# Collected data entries

----

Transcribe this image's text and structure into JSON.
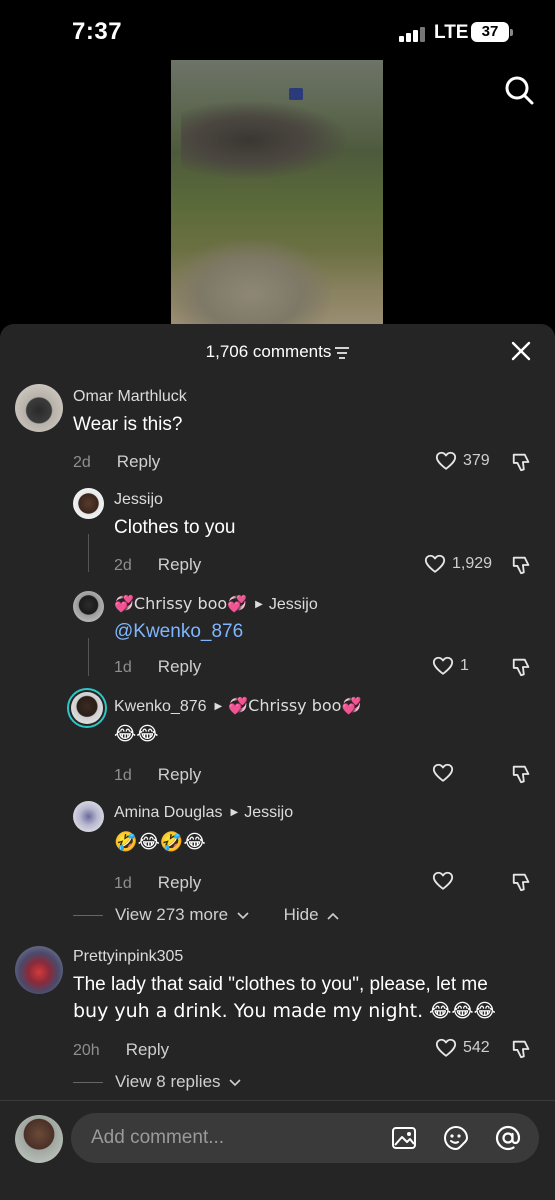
{
  "status_bar": {
    "time": "7:37",
    "network": "LTE",
    "battery": "37"
  },
  "sheet": {
    "comment_count": "1,706 comments"
  },
  "comments": [
    {
      "user": "Omar Marthluck",
      "text": "Wear is this?",
      "time": "2d",
      "reply": "Reply",
      "likes": "379"
    },
    {
      "user": "Jessijo",
      "text": "Clothes to you",
      "time": "2d",
      "reply": "Reply",
      "likes": "1,929"
    },
    {
      "user": "💞Chrissy boo💞",
      "reply_to": "Jessijo",
      "text": "@Kwenko_876",
      "time": "1d",
      "reply": "Reply",
      "likes": "1"
    },
    {
      "user": "Kwenko_876",
      "reply_to": "💞Chrissy boo💞",
      "text": "😂😂",
      "time": "1d",
      "reply": "Reply",
      "likes": ""
    },
    {
      "user": "Amina Douglas",
      "reply_to": "Jessijo",
      "text": "🤣😂🤣😂",
      "time": "1d",
      "reply": "Reply",
      "likes": ""
    },
    {
      "user": "Prettyinpink305",
      "text_line1": "The lady that said \"clothes to you\", please, let me",
      "text_line2": "buy yuh a drink. You made my night. 😂😂😂",
      "time": "20h",
      "reply": "Reply",
      "likes": "542"
    }
  ],
  "thread_controls": {
    "view_more": "View 273 more",
    "hide": "Hide"
  },
  "view_replies": "View 8 replies",
  "footer": {
    "placeholder": "Add comment..."
  },
  "icons": [
    "search-icon",
    "filter-icon",
    "close-icon",
    "heart-icon",
    "dislike-icon",
    "image-icon",
    "emoji-icon",
    "at-icon"
  ]
}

----

# Exercise requirements
Quote the entries in full. Any image among them is to be omitted from the copy.

# Exercise result
Transcribe this image's text and structure into JSON.
{
  "status_bar": {
    "time": "7:37",
    "network": "LTE",
    "battery": "37"
  },
  "sheet": {
    "comment_count": "1,706 comments"
  },
  "comments": [
    {
      "user": "Omar Marthluck",
      "text": "Wear is this?",
      "time": "2d",
      "reply": "Reply",
      "likes": "379"
    },
    {
      "user": "Jessijo",
      "text": "Clothes to you",
      "time": "2d",
      "reply": "Reply",
      "likes": "1,929"
    },
    {
      "user": "💞Chrissy boo💞",
      "reply_to": "Jessijo",
      "text": "@Kwenko_876",
      "time": "1d",
      "reply": "Reply",
      "likes": "1"
    },
    {
      "user": "Kwenko_876",
      "reply_to": "💞Chrissy boo💞",
      "text": "😂😂",
      "time": "1d",
      "reply": "Reply",
      "likes": ""
    },
    {
      "user": "Amina Douglas",
      "reply_to": "Jessijo",
      "text": "🤣😂🤣😂",
      "time": "1d",
      "reply": "Reply",
      "likes": ""
    },
    {
      "user": "Prettyinpink305",
      "text_line1": "The lady that said \"clothes to you\", please, let me",
      "text_line2": "buy yuh a drink. You made my night. 😂😂😂",
      "time": "20h",
      "reply": "Reply",
      "likes": "542"
    }
  ],
  "thread_controls": {
    "view_more": "View 273 more",
    "hide": "Hide"
  },
  "view_replies": "View 8 replies",
  "footer": {
    "placeholder": "Add comment..."
  },
  "icons": [
    "search-icon",
    "filter-icon",
    "close-icon",
    "heart-icon",
    "dislike-icon",
    "image-icon",
    "emoji-icon",
    "at-icon"
  ]
}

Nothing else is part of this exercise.